* Begin Input for this task *
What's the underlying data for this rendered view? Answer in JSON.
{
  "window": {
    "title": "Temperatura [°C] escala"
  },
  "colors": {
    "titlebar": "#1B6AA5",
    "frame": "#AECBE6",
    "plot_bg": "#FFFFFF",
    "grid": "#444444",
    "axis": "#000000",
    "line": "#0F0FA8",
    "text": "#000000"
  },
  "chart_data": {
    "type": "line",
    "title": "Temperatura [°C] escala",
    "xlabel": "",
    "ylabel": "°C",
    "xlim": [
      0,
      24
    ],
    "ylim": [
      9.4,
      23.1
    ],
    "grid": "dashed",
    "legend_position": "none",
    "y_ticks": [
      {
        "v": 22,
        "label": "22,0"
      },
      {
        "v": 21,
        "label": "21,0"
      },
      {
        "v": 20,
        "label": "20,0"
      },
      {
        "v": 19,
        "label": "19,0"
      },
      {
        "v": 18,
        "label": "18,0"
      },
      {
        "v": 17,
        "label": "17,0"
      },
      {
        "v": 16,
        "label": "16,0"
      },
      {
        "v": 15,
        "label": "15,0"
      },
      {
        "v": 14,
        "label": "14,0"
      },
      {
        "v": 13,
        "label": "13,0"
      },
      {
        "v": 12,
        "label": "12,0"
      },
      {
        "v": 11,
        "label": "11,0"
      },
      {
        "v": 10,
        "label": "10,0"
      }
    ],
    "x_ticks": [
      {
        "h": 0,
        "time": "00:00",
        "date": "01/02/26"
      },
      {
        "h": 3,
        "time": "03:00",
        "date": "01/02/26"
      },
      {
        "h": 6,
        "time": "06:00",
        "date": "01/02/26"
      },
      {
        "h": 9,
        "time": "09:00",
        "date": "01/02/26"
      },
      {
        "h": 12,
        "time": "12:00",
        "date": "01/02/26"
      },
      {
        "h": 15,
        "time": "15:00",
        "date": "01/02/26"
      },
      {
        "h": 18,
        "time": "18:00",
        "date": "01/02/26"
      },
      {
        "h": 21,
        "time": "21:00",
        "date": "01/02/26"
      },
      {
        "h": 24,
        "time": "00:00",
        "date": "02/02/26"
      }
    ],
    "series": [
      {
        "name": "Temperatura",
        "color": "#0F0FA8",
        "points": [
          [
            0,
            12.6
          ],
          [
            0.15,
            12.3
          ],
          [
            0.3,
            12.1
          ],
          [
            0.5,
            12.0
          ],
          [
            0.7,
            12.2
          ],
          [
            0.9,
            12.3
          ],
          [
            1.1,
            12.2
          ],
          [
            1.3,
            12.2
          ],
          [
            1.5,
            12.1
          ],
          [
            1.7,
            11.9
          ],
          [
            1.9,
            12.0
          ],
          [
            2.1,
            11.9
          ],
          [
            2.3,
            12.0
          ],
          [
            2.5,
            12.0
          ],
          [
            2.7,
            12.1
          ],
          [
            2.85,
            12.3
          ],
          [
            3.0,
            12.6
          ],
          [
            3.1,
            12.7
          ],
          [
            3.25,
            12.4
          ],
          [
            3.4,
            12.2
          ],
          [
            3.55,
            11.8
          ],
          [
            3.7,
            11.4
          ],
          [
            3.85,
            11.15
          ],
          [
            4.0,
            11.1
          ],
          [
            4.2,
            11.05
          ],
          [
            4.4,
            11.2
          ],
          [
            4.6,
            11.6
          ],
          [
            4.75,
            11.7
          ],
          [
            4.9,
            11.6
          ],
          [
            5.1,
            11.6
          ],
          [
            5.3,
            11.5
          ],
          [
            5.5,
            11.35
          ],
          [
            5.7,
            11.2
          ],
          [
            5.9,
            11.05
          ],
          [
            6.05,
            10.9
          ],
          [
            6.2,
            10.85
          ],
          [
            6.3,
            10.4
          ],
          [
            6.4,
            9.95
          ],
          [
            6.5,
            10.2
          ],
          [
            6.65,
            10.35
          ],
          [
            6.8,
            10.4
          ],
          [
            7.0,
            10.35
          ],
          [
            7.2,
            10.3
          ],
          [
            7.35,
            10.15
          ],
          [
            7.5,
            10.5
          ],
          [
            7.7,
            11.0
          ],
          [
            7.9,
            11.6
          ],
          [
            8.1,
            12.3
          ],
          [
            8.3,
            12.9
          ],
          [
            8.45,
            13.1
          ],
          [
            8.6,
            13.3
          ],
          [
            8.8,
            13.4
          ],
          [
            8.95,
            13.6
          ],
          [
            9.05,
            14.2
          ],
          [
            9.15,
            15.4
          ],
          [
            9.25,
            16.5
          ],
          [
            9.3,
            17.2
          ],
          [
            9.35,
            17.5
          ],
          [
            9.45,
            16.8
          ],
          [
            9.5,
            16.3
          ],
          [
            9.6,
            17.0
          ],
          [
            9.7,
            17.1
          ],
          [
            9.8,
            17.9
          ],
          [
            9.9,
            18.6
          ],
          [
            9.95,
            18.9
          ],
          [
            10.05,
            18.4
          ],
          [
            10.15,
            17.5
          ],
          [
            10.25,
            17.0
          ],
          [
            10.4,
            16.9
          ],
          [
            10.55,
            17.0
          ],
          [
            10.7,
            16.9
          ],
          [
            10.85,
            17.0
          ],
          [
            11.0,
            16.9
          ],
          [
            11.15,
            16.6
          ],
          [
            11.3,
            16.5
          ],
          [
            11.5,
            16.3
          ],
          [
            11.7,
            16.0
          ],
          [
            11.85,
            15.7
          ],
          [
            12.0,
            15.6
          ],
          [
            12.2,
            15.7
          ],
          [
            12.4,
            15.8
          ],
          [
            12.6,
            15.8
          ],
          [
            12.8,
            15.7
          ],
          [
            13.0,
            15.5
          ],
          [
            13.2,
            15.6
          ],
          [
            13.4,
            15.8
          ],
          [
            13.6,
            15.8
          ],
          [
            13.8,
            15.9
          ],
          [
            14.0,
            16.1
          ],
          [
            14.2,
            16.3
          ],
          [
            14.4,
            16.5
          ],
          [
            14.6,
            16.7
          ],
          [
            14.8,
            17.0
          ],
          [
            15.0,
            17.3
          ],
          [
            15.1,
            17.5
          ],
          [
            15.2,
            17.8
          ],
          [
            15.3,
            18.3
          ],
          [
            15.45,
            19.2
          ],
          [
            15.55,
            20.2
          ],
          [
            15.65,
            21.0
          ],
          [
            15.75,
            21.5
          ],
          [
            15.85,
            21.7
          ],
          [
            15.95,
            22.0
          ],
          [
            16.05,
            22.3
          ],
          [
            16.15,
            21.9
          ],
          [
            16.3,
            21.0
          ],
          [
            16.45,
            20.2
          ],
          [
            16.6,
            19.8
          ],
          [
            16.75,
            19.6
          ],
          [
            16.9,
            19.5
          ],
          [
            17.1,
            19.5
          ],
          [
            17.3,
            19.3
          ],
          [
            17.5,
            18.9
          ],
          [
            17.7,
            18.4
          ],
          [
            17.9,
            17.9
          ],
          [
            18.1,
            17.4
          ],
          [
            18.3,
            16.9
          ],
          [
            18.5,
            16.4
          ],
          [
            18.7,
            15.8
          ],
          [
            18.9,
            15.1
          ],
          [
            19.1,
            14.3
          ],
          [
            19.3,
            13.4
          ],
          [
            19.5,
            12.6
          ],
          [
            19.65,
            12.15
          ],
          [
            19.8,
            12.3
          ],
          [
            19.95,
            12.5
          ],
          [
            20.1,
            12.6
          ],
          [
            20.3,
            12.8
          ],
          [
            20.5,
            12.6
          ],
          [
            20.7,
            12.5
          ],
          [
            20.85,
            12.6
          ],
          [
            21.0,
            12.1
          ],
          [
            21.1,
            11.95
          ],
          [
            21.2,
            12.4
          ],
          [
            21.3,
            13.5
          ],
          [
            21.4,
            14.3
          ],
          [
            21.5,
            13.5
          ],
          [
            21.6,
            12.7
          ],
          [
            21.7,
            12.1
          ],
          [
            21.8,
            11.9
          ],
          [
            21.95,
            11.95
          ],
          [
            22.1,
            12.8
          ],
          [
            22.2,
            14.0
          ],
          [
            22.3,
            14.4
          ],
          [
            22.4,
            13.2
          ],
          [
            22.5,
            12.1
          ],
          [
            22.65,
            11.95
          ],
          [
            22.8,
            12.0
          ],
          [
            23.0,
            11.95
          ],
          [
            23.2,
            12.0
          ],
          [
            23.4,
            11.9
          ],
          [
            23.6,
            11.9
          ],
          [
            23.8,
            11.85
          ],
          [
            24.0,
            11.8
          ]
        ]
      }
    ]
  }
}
* End Input for this task *
Exercise:
List every line above that contains the word "Temperatura".

Output of the exercise:
    "title": "Temperatura [°C] escala"
    "title": "Temperatura [°C] escala",
        "name": "Temperatura",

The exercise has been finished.